WHAT IS NEEDED ▸ Pull each line containing "aimé" out of the data and copy it.

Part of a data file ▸
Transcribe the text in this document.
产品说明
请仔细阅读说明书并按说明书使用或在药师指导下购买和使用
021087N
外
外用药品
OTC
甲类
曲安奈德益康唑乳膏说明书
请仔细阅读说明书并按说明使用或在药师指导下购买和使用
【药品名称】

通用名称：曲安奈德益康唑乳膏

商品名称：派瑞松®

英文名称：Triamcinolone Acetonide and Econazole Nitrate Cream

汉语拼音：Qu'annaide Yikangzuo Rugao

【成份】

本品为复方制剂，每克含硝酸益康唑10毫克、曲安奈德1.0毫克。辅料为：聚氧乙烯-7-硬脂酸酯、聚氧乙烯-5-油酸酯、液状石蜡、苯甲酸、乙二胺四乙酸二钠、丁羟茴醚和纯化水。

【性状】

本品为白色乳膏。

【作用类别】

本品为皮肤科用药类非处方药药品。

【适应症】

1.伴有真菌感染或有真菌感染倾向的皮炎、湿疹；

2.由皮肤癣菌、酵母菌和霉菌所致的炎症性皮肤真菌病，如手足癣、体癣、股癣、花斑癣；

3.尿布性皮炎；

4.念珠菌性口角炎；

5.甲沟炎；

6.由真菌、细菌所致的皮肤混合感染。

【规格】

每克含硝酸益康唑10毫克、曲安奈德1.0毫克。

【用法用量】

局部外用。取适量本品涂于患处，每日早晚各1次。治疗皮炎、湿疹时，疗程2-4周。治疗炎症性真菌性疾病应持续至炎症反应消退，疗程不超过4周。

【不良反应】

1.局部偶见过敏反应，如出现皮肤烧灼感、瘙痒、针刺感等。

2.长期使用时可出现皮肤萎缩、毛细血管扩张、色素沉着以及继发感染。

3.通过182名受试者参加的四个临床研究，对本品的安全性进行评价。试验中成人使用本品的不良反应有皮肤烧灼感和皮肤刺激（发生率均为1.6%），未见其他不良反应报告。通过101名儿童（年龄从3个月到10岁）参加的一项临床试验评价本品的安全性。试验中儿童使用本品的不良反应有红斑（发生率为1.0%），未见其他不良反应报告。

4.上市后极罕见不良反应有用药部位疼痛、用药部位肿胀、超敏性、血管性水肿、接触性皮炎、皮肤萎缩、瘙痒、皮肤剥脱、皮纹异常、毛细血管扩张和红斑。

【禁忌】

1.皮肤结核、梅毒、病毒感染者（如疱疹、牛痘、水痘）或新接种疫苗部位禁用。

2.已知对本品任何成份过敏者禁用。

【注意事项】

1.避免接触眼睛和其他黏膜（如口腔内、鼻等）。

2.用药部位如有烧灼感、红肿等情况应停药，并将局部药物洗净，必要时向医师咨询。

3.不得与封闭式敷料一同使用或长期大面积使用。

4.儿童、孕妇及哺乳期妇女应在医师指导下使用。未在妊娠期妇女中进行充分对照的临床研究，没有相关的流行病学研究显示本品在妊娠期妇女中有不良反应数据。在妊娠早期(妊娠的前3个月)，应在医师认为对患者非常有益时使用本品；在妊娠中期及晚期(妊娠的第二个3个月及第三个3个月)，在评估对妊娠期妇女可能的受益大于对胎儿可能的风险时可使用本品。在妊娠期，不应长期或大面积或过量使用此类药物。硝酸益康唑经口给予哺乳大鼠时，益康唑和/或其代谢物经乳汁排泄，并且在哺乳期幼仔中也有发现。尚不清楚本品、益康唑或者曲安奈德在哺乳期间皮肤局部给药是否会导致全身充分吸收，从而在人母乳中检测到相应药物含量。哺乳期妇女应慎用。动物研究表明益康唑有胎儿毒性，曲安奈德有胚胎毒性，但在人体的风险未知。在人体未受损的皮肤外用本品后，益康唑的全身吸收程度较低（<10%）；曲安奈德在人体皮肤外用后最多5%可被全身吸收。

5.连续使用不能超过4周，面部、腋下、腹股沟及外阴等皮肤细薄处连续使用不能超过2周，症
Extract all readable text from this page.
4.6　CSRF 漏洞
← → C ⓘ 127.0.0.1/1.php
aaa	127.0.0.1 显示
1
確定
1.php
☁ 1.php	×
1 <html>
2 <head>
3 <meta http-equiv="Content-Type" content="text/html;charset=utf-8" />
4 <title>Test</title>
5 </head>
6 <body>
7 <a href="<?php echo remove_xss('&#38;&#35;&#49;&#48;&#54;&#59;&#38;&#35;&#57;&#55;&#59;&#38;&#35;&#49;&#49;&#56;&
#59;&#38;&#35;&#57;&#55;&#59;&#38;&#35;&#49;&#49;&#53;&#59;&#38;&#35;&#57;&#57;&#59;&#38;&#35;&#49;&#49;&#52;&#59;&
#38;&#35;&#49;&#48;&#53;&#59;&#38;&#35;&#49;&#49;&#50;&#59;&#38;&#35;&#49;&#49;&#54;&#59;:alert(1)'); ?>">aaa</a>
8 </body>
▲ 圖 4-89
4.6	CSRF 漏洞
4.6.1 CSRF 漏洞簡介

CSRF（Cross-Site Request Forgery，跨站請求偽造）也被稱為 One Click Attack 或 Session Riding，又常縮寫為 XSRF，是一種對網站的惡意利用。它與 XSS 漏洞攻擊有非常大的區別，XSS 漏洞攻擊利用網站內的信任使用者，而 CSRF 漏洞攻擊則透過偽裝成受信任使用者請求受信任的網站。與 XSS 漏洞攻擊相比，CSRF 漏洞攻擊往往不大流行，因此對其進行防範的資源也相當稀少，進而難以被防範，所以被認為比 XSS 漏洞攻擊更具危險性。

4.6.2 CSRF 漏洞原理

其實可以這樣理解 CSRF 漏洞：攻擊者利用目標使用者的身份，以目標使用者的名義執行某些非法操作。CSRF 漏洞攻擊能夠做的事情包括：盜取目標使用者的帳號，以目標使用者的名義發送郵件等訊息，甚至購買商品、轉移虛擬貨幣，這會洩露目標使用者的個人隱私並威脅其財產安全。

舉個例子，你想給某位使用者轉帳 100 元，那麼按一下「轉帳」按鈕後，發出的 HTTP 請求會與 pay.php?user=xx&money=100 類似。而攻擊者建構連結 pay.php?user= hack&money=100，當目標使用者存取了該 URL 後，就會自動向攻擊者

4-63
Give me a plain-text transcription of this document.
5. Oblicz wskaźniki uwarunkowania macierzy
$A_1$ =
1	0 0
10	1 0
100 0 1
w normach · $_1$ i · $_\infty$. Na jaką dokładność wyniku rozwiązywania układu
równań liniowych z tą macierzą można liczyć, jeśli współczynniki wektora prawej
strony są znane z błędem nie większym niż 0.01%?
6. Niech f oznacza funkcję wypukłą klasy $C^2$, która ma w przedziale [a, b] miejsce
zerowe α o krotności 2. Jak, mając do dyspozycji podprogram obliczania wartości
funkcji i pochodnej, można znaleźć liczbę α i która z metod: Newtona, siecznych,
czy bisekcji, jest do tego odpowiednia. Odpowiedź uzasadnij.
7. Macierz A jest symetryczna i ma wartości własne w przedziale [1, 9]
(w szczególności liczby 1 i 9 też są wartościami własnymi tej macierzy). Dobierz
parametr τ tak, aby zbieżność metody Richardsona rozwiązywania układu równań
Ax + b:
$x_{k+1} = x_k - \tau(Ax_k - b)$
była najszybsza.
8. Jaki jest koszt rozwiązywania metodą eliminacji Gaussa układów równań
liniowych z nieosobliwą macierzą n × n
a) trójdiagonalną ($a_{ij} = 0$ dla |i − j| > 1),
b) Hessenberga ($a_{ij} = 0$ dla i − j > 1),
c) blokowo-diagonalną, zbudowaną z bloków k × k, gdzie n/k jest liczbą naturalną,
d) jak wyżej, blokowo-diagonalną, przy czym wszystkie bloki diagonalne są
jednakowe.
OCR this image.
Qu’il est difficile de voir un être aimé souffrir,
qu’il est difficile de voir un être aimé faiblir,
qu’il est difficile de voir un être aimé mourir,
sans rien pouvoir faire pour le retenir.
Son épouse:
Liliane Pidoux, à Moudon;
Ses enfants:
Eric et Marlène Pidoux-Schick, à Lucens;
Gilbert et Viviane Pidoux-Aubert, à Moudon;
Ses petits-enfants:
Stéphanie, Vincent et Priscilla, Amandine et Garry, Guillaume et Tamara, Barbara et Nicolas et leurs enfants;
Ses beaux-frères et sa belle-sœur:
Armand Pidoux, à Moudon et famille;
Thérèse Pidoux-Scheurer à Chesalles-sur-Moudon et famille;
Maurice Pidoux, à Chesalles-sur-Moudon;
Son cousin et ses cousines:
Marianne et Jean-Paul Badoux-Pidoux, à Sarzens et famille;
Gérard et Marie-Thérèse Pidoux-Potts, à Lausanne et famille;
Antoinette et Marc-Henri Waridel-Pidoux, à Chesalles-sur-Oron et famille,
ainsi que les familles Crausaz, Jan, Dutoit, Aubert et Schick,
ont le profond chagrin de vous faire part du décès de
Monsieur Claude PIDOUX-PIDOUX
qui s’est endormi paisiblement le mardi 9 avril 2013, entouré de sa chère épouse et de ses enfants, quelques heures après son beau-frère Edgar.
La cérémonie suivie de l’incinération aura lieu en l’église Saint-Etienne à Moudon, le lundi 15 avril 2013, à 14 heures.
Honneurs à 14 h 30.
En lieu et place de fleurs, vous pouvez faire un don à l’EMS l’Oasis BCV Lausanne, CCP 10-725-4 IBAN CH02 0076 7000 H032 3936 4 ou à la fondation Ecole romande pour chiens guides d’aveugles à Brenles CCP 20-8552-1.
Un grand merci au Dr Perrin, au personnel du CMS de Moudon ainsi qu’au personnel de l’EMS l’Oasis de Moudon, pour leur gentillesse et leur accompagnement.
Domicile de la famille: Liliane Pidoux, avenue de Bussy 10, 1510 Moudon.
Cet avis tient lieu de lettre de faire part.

EXPECTED OUTPUT ▸
Qu’il est difficile de voir un être aimé souffrir,
qu’il est difficile de voir un être aimé faiblir,
qu’il est difficile de voir un être aimé mourir,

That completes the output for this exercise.